#### STORED DATA:
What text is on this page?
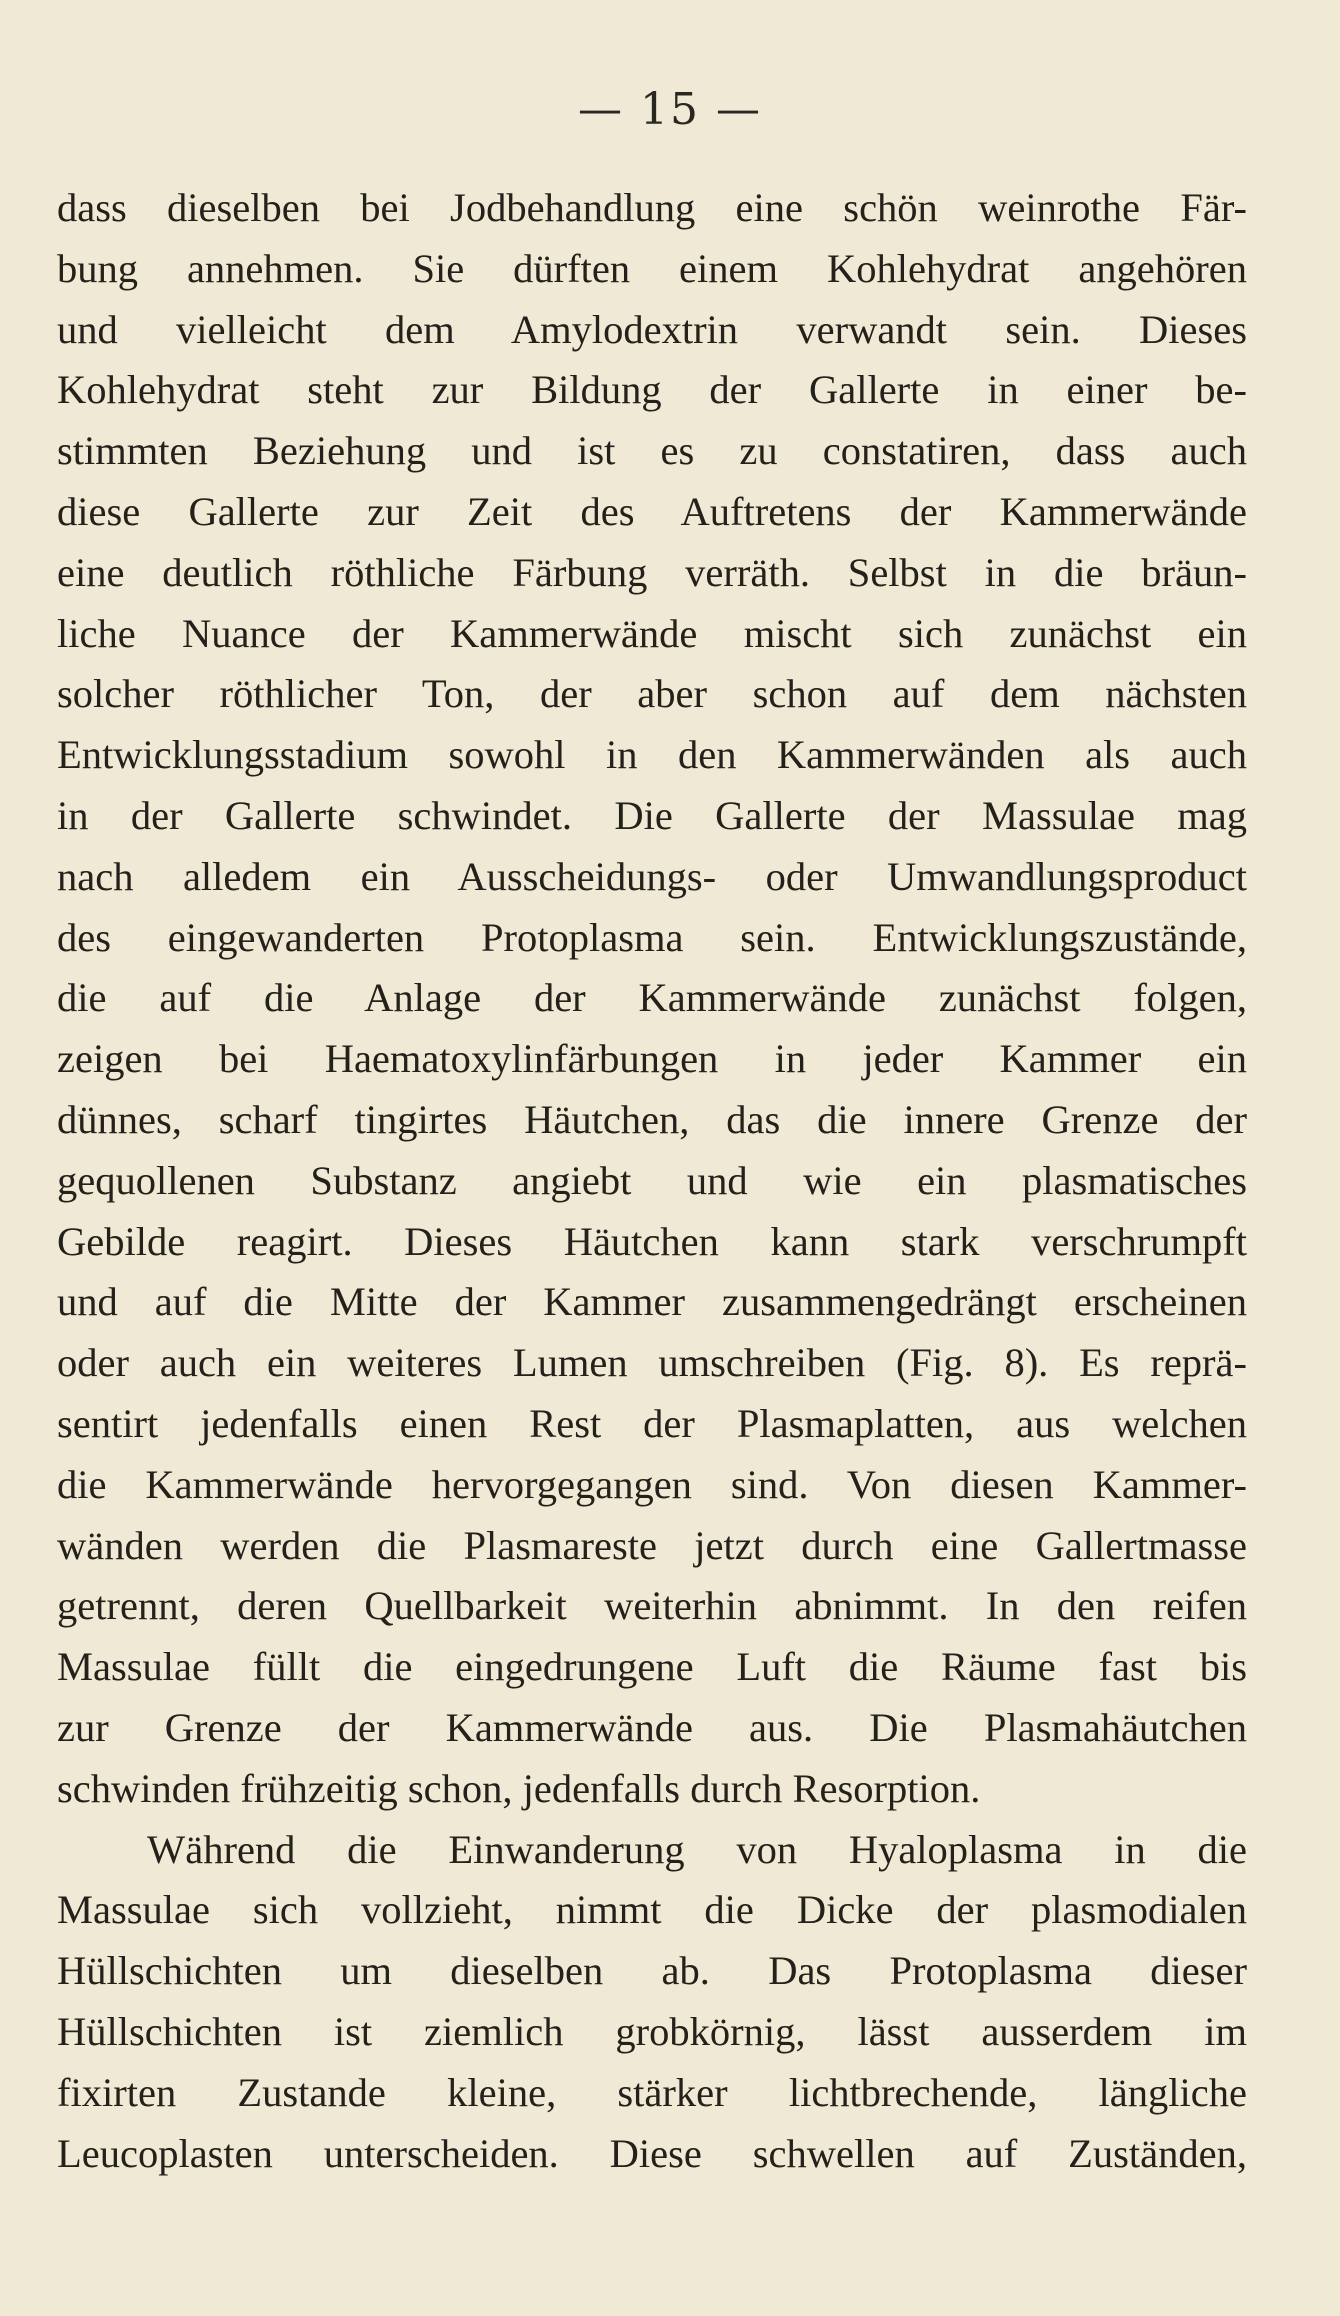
— 15 —
dass dieselben bei Jodbehandlung eine schön weinrothe Fär-
bung annehmen. Sie dürften einem Kohlehydrat angehören
und vielleicht dem Amylodextrin verwandt sein. Dieses
Kohlehydrat steht zur Bildung der Gallerte in einer be-
stimmten Beziehung und ist es zu constatiren, dass auch
diese Gallerte zur Zeit des Auftretens der Kammerwände
eine deutlich röthliche Färbung verräth. Selbst in die bräun-
liche Nuance der Kammerwände mischt sich zunächst ein
solcher röthlicher Ton, der aber schon auf dem nächsten
Entwicklungsstadium sowohl in den Kammerwänden als auch
in der Gallerte schwindet. Die Gallerte der Massulae mag
nach alledem ein Ausscheidungs- oder Umwandlungsproduct
des eingewanderten Protoplasma sein. Entwicklungszustände,
die auf die Anlage der Kammerwände zunächst folgen,
zeigen bei Haematoxylinfärbungen in jeder Kammer ein
dünnes, scharf tingirtes Häutchen, das die innere Grenze der
gequollenen Substanz angiebt und wie ein plasmatisches
Gebilde reagirt. Dieses Häutchen kann stark verschrumpft
und auf die Mitte der Kammer zusammengedrängt erscheinen
oder auch ein weiteres Lumen umschreiben (Fig. 8). Es reprä-
sentirt jedenfalls einen Rest der Plasmaplatten, aus welchen
die Kammerwände hervorgegangen sind. Von diesen Kammer-
wänden werden die Plasmareste jetzt durch eine Gallertmasse
getrennt, deren Quellbarkeit weiterhin abnimmt. In den reifen
Massulae füllt die eingedrungene Luft die Räume fast bis
zur Grenze der Kammerwände aus. Die Plasmahäutchen
schwinden frühzeitig schon, jedenfalls durch Resorption.
Während die Einwanderung von Hyaloplasma in die
Massulae sich vollzieht, nimmt die Dicke der plasmodialen
Hüllschichten um dieselben ab. Das Protoplasma dieser
Hüllschichten ist ziemlich grobkörnig, lässt ausserdem im
fixirten Zustande kleine, stärker lichtbrechende, längliche
Leucoplasten unterscheiden. Diese schwellen auf Zuständen,
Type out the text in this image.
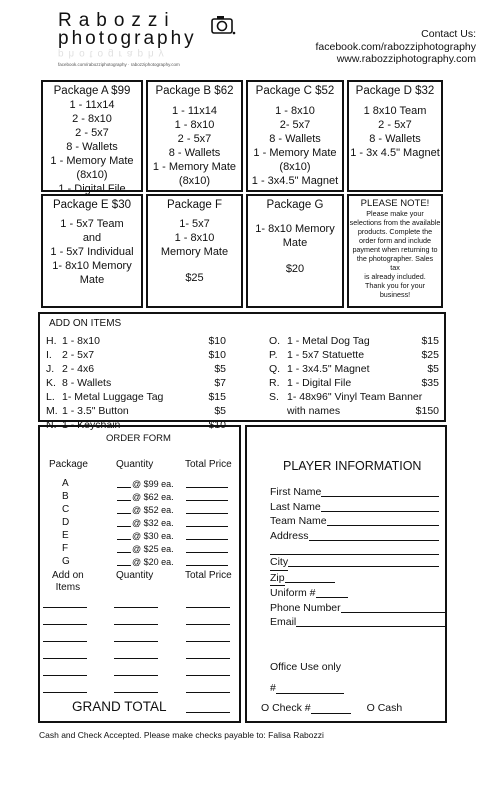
Rabozzi
photography
photography
facebook.com/rabozziphotography · rabozziphotography.com
Contact Us:
facebook.com/rabozziphotography
www.rabozziphotography.com
Package A $99
1 - 11x14
2 - 8x10
2 - 5x7
8 - Wallets
1 - Memory Mate
(8x10)
1 - Digital File
Package B $62
1 - 11x14
1 - 8x10
2 - 5x7
8 - Wallets
1 - Memory Mate
(8x10)
Package C $52
1 - 8x10
2- 5x7
8 - Wallets
1 - Memory Mate
(8x10)
1 - 3x4.5" Magnet
Package D $32
1 8x10 Team
2 - 5x7
8 - Wallets
1 - 3x 4.5" Magnet
Package E $30
1 - 5x7 Team
and
1 - 5x7 Individual
1- 8x10 Memory
Mate
Package F
1- 5x7
1 - 8x10
Memory Mate
$25
Package G
1- 8x10 Memory
Mate
$20
PLEASE NOTE!
Please make your
selections from the available
products. Complete the
order form and include
payment when returning to
the photographer. Sales
tax
is already included.
Thank you for your
business!
ADD ON ITEMS
H. 1 - 8x10	$10
I. 2 - 5x7	$10
J. 2 - 4x6	$5
K. 8 - Wallets	$7
L. 1- Metal Luggage Tag	$15
M. 1 - 3.5" Button	$5
N. 1 - Keychain	$10
O. 1 - Metal Dog Tag	$15
P. 1 - 5x7 Statuette	$25
Q. 1 - 3x4.5" Magnet	$5
R. 1 - Digital File	$35
S. 1- 48x96" Vinyl Team Banner
with names	$150
ORDER FORM
Package	Quantity	Total Price
A	@ $99 ea.
B	@ $62 ea.
C	@ $52 ea.
D	@ $32 ea.
E	@ $30 ea.
F	@ $25 ea.
G	@ $20 ea.
Add on
Items
Quantity	Total Price
GRAND TOTAL
PLAYER INFORMATION
First Name
Last Name
Team Name
Address
City
Zip
Uniform #
Phone Number
Email
Office Use only
#
O Check #	O Cash
Cash and Check Accepted. Please make checks payable to: Falisa Rabozzi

#### TASK OBJECTIVE:
From the entries above, copy every line that holds the word "zunächst".

#### THE OUTPUT:
liche Nuance der Kammerwände mischt sich zunächst ein
die auf die Anlage der Kammerwände zunächst folgen,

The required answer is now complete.